_Aim_.
Reproduce all the material exactly, minus any pictures it holds.

_ _ _ _ _ _ _

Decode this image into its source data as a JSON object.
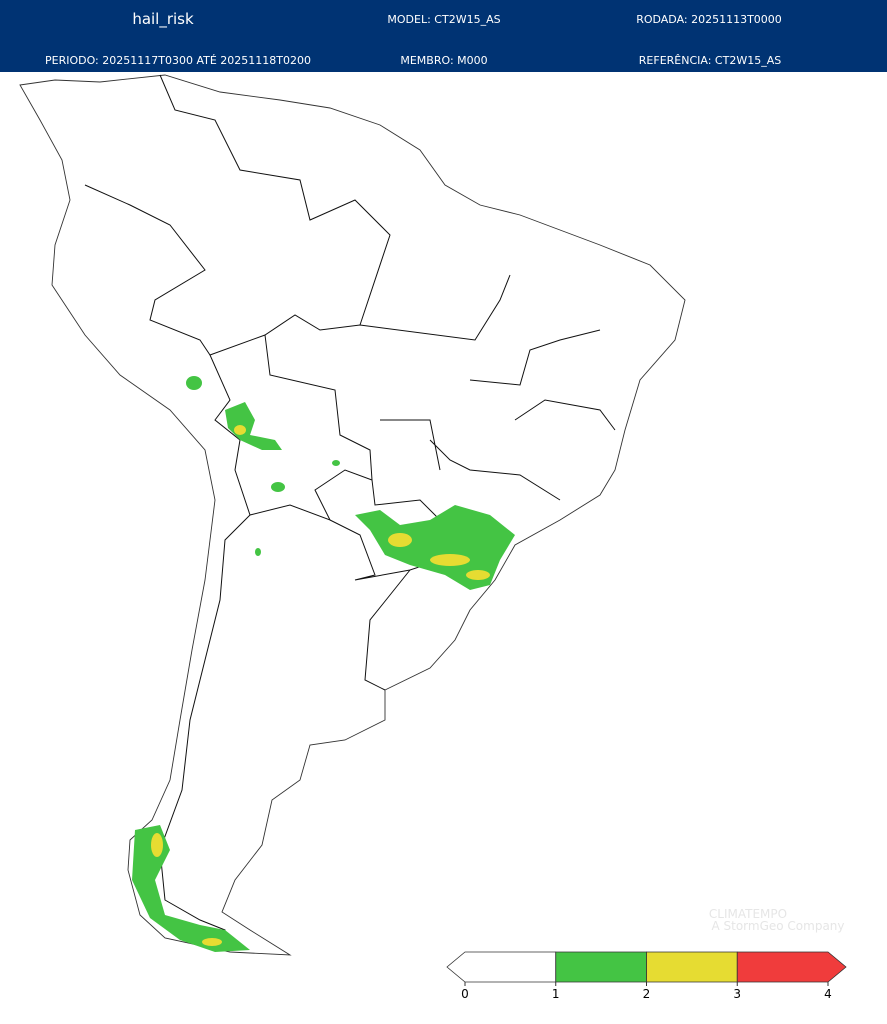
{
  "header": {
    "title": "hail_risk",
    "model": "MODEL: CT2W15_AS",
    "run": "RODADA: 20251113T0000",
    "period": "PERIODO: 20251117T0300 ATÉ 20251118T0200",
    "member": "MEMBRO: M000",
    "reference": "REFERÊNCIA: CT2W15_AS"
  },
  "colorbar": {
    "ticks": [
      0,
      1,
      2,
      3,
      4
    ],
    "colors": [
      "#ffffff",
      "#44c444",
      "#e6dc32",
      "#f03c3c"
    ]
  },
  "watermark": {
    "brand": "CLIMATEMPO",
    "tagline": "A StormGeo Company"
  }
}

_ _ _ _ _ _ _

_Finished exercise_.
Decode this image into its source data as a JSON object.
{
  "header": {
    "title": "hail_risk",
    "model": "MODEL: CT2W15_AS",
    "run": "RODADA: 20251113T0000",
    "period": "PERIODO: 20251117T0300 ATÉ 20251118T0200",
    "member": "MEMBRO: M000",
    "reference": "REFERÊNCIA: CT2W15_AS"
  },
  "colorbar": {
    "ticks": [
      0,
      1,
      2,
      3,
      4
    ],
    "colors": [
      "#ffffff",
      "#44c444",
      "#e6dc32",
      "#f03c3c"
    ]
  },
  "watermark": {
    "brand": "CLIMATEMPO",
    "tagline": "A StormGeo Company"
  }
}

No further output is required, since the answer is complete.